### WHAT YOU ARE ASKED TO DO:
In the records that follow, locate every line with "horas" and extract it.

(Dataset records)

+===+

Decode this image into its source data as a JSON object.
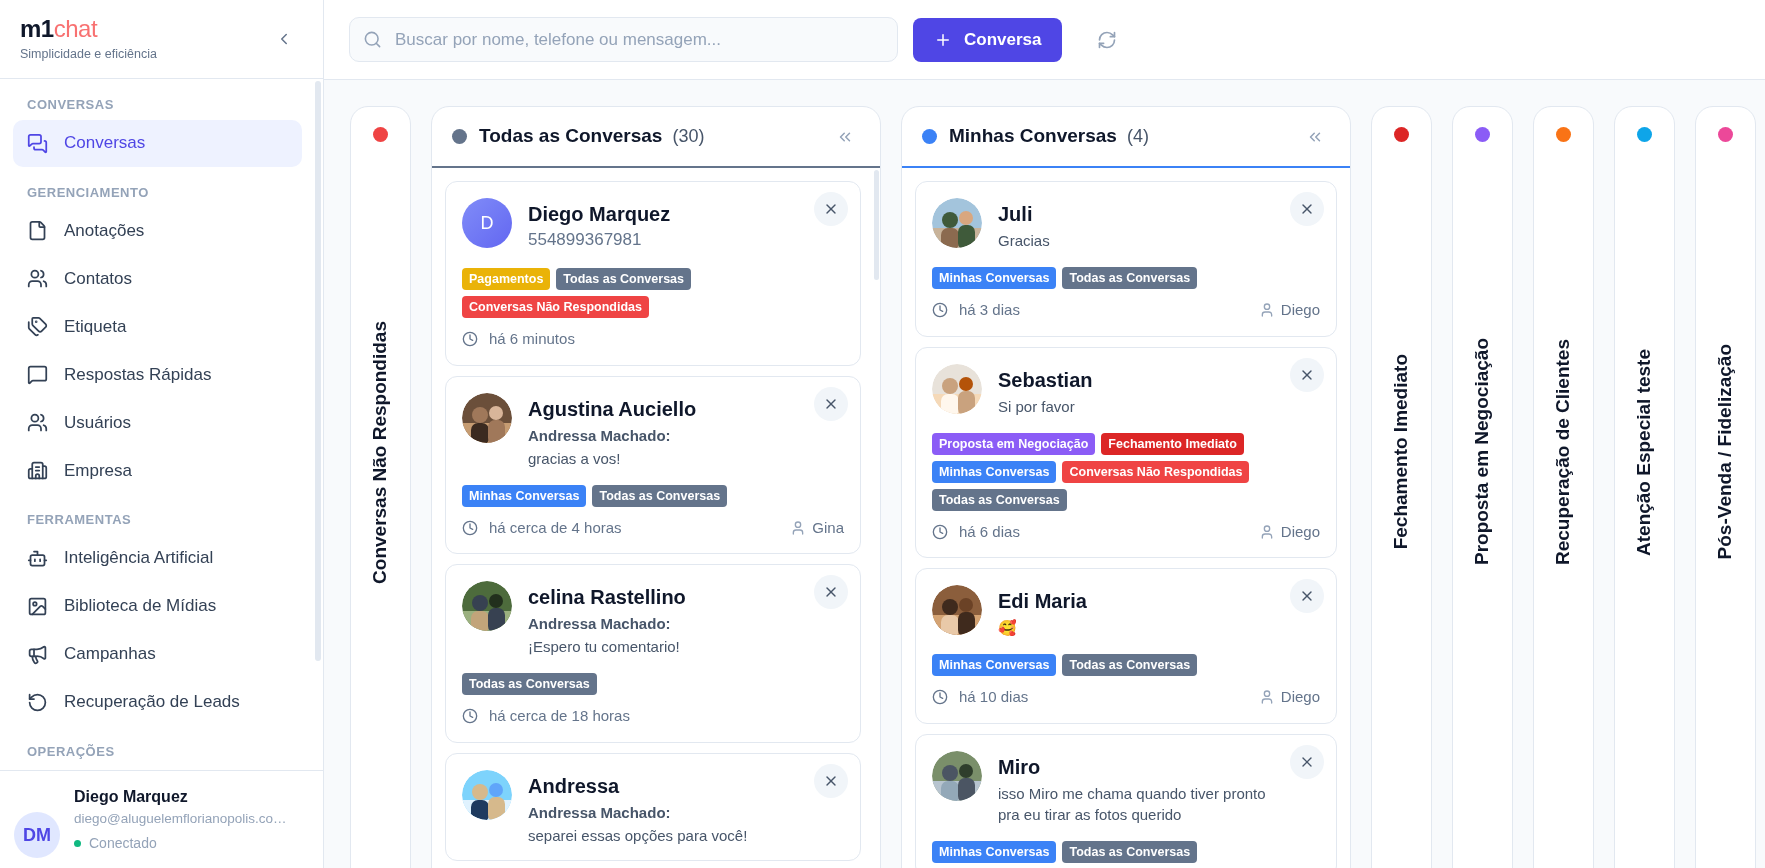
{
  "sidebar": {
    "logo": {
      "part_1": "m1",
      "part_2": "chat"
    },
    "tagline": "Simplicidade e eficiência",
    "sections": [
      {
        "heading": "CONVERSAS",
        "items": [
          {
            "label": "Conversas",
            "selected": true
          }
        ]
      },
      {
        "heading": "GERENCIAMENTO",
        "items": [
          {
            "label": "Anotações",
            "selected": false
          },
          {
            "label": "Contatos",
            "selected": false
          },
          {
            "label": "Etiqueta",
            "selected": false
          },
          {
            "label": "Respostas Rápidas",
            "selected": false
          },
          {
            "label": "Usuários",
            "selected": false
          },
          {
            "label": "Empresa",
            "selected": false
          }
        ]
      },
      {
        "heading": "FERRAMENTAS",
        "items": [
          {
            "label": "Inteligência Artificial",
            "selected": false
          },
          {
            "label": "Biblioteca de Mídias",
            "selected": false
          },
          {
            "label": "Campanhas",
            "selected": false
          },
          {
            "label": "Recuperação de Leads",
            "selected": false
          }
        ]
      },
      {
        "heading": "OPERAÇÕES"
      }
    ],
    "user": {
      "initials": "DM",
      "name": "Diego Marquez",
      "email": "diego@aluguelemflorianopolis.co…",
      "status": "Conectado",
      "online": true
    }
  },
  "toolbar": {
    "search": {
      "placeholder": "Buscar por nome, telefone ou mensagem..."
    },
    "new_button": "Conversa"
  },
  "columns": [
    {
      "kind": "collapsed",
      "title": "Conversas Não Respondidas",
      "color": "#ef4444"
    },
    {
      "kind": "expanded",
      "title": "Todas as Conversas",
      "count": "(30)",
      "color": "#64748b",
      "scrollbar": true,
      "cards": [
        {
          "avatar": {
            "kind": "letter",
            "letter": "D"
          },
          "name": "Diego Marquez",
          "phone": "554899367981",
          "tags": [
            {
              "label": "Pagamentos",
              "color": "#eab308"
            },
            {
              "label": "Todas as Conversas",
              "color": "#64748b"
            },
            {
              "label": "Conversas Não Respondidas",
              "color": "#ef4444"
            }
          ],
          "time": "há 6 minutos"
        },
        {
          "avatar": {
            "kind": "picture"
          },
          "name": "Agustina Auciello",
          "sender": "Andressa Machado:",
          "message": "gracias a vos!",
          "tags": [
            {
              "label": "Minhas Conversas",
              "color": "#3b82f6"
            },
            {
              "label": "Todas as Conversas",
              "color": "#64748b"
            }
          ],
          "time": "há cerca de 4 horas",
          "agent": "Gina"
        },
        {
          "avatar": {
            "kind": "picture"
          },
          "name": "celina Rastellino",
          "sender": "Andressa Machado:",
          "message": "¡Espero tu comentario!",
          "tags": [
            {
              "label": "Todas as Conversas",
              "color": "#64748b"
            }
          ],
          "time": "há cerca de 18 horas"
        },
        {
          "avatar": {
            "kind": "picture"
          },
          "name": "Andressa",
          "sender": "Andressa Machado:",
          "message": "separei essas opções para você!"
        }
      ]
    },
    {
      "kind": "expanded",
      "title": "Minhas Conversas",
      "count": "(4)",
      "color": "#3b82f6",
      "scrollbar": false,
      "cards": [
        {
          "avatar": {
            "kind": "picture"
          },
          "name": "Juli",
          "message": "Gracias",
          "tags": [
            {
              "label": "Minhas Conversas",
              "color": "#3b82f6"
            },
            {
              "label": "Todas as Conversas",
              "color": "#64748b"
            }
          ],
          "time": "há 3 dias",
          "agent": "Diego"
        },
        {
          "avatar": {
            "kind": "picture"
          },
          "name": "Sebastian",
          "message": "Si por favor",
          "tags": [
            {
              "label": "Proposta em Negociação",
              "color": "#8b5cf6"
            },
            {
              "label": "Fechamento Imediato",
              "color": "#dc2626"
            },
            {
              "label": "Minhas Conversas",
              "color": "#3b82f6"
            },
            {
              "label": "Conversas Não Respondidas",
              "color": "#ef4444"
            },
            {
              "label": "Todas as Conversas",
              "color": "#64748b"
            }
          ],
          "time": "há 6 dias",
          "agent": "Diego"
        },
        {
          "avatar": {
            "kind": "picture"
          },
          "name": "Edi Maria",
          "message": "🥰",
          "tags": [
            {
              "label": "Minhas Conversas",
              "color": "#3b82f6"
            },
            {
              "label": "Todas as Conversas",
              "color": "#64748b"
            }
          ],
          "time": "há 10 dias",
          "agent": "Diego"
        },
        {
          "avatar": {
            "kind": "picture"
          },
          "name": "Miro",
          "message": "isso Miro me chama quando tiver pronto pra eu tirar as fotos querido",
          "tags": [
            {
              "label": "Minhas Conversas",
              "color": "#3b82f6"
            },
            {
              "label": "Todas as Conversas",
              "color": "#64748b"
            }
          ]
        }
      ]
    },
    {
      "kind": "collapsed",
      "title": "Fechamento Imediato",
      "color": "#dc2626"
    },
    {
      "kind": "collapsed",
      "title": "Proposta em Negociação",
      "color": "#8b5cf6"
    },
    {
      "kind": "collapsed",
      "title": "Recuperação de Clientes",
      "color": "#f97316"
    },
    {
      "kind": "collapsed",
      "title": "Atenção Especial teste",
      "color": "#0ea5e9"
    },
    {
      "kind": "collapsed",
      "title": "Pós-Venda / Fidelização",
      "color": "#ec4899"
    }
  ]
}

+===+

### THE RESULT:
          "time": "há cerca de 4 horas",
          "time": "há cerca de 18 horas"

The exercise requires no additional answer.